- **What needs to be done**:
Write out all records as given; omit images.

- **Data supplied**:
--- --- ---

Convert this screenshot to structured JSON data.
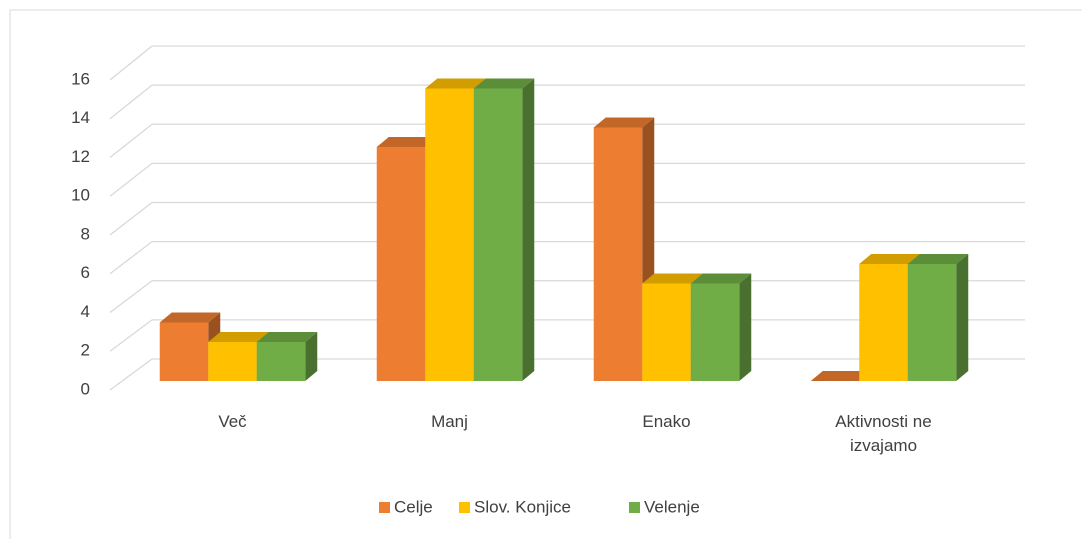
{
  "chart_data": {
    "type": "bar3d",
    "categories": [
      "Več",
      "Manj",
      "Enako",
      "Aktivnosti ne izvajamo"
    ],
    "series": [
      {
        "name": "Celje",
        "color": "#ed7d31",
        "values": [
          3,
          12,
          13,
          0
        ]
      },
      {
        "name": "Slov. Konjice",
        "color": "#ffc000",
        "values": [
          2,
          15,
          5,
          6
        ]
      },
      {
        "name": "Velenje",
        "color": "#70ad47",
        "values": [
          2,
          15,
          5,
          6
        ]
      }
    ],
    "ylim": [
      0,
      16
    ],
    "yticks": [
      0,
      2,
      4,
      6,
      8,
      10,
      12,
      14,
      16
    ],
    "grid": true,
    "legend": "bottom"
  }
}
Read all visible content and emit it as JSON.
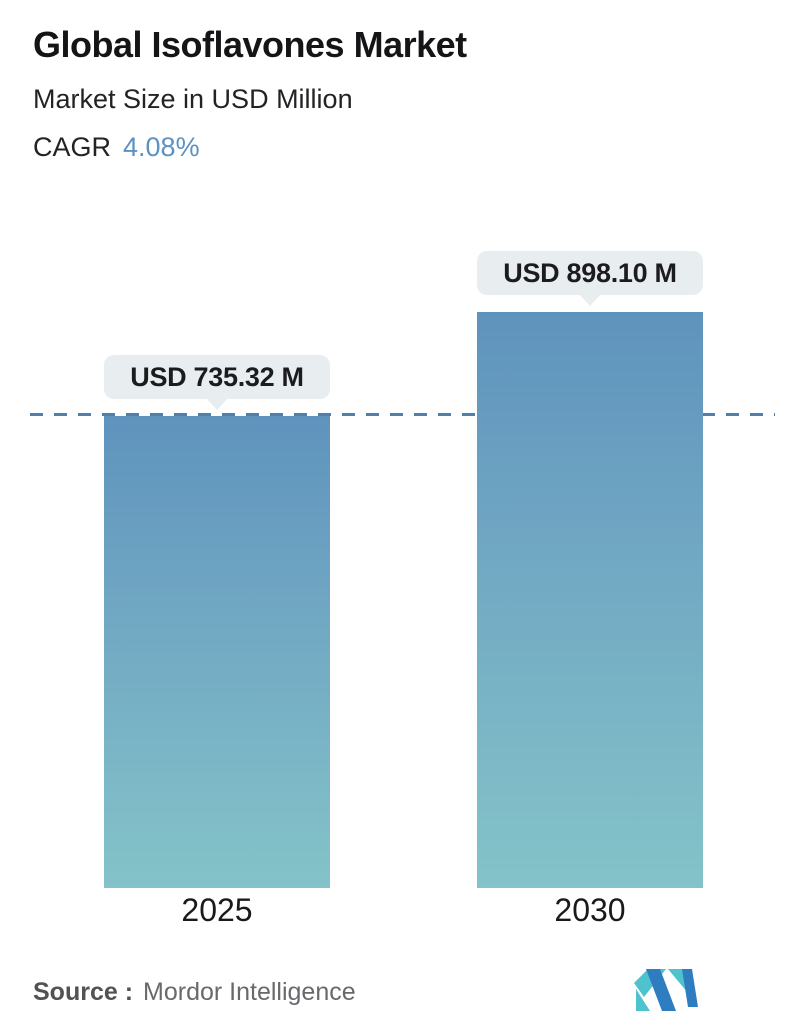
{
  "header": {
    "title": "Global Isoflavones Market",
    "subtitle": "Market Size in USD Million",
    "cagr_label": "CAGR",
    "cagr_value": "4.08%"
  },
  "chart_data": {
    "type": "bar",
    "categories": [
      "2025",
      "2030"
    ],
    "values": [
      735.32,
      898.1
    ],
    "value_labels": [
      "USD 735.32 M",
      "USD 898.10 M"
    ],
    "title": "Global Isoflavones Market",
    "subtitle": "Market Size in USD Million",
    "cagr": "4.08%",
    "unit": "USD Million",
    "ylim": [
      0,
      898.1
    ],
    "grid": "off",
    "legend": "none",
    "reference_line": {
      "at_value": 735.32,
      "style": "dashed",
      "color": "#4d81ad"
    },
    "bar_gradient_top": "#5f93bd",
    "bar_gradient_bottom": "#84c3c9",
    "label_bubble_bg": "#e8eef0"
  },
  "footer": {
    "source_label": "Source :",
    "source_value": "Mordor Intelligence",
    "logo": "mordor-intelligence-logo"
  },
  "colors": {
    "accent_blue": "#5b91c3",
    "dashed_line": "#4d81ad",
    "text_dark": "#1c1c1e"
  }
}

--- --- ---

- **Final result**:
Convert this screenshot to structured JSON data.
{
  "chart_data": {
    "type": "bar3d",
    "categories": [
      "Več",
      "Manj",
      "Enako",
      "Aktivnosti ne izvajamo"
    ],
    "series": [
      {
        "name": "Celje",
        "color": "#ed7d31",
        "values": [
          3,
          12,
          13,
          0
        ]
      },
      {
        "name": "Slov. Konjice",
        "color": "#ffc000",
        "values": [
          2,
          15,
          5,
          6
        ]
      },
      {
        "name": "Velenje",
        "color": "#70ad47",
        "values": [
          2,
          15,
          5,
          6
        ]
      }
    ],
    "ylim": [
      0,
      16
    ],
    "yticks": [
      0,
      2,
      4,
      6,
      8,
      10,
      12,
      14,
      16
    ],
    "grid": true,
    "legend": "bottom"
  }
}
Read all visible content and emit it as JSON.
{
  "header": {
    "title": "Global Isoflavones Market",
    "subtitle": "Market Size in USD Million",
    "cagr_label": "CAGR",
    "cagr_value": "4.08%"
  },
  "chart_data": {
    "type": "bar",
    "categories": [
      "2025",
      "2030"
    ],
    "values": [
      735.32,
      898.1
    ],
    "value_labels": [
      "USD 735.32 M",
      "USD 898.10 M"
    ],
    "title": "Global Isoflavones Market",
    "subtitle": "Market Size in USD Million",
    "cagr": "4.08%",
    "unit": "USD Million",
    "ylim": [
      0,
      898.1
    ],
    "grid": "off",
    "legend": "none",
    "reference_line": {
      "at_value": 735.32,
      "style": "dashed",
      "color": "#4d81ad"
    },
    "bar_gradient_top": "#5f93bd",
    "bar_gradient_bottom": "#84c3c9",
    "label_bubble_bg": "#e8eef0"
  },
  "footer": {
    "source_label": "Source :",
    "source_value": "Mordor Intelligence",
    "logo": "mordor-intelligence-logo"
  },
  "colors": {
    "accent_blue": "#5b91c3",
    "dashed_line": "#4d81ad",
    "text_dark": "#1c1c1e"
  }
}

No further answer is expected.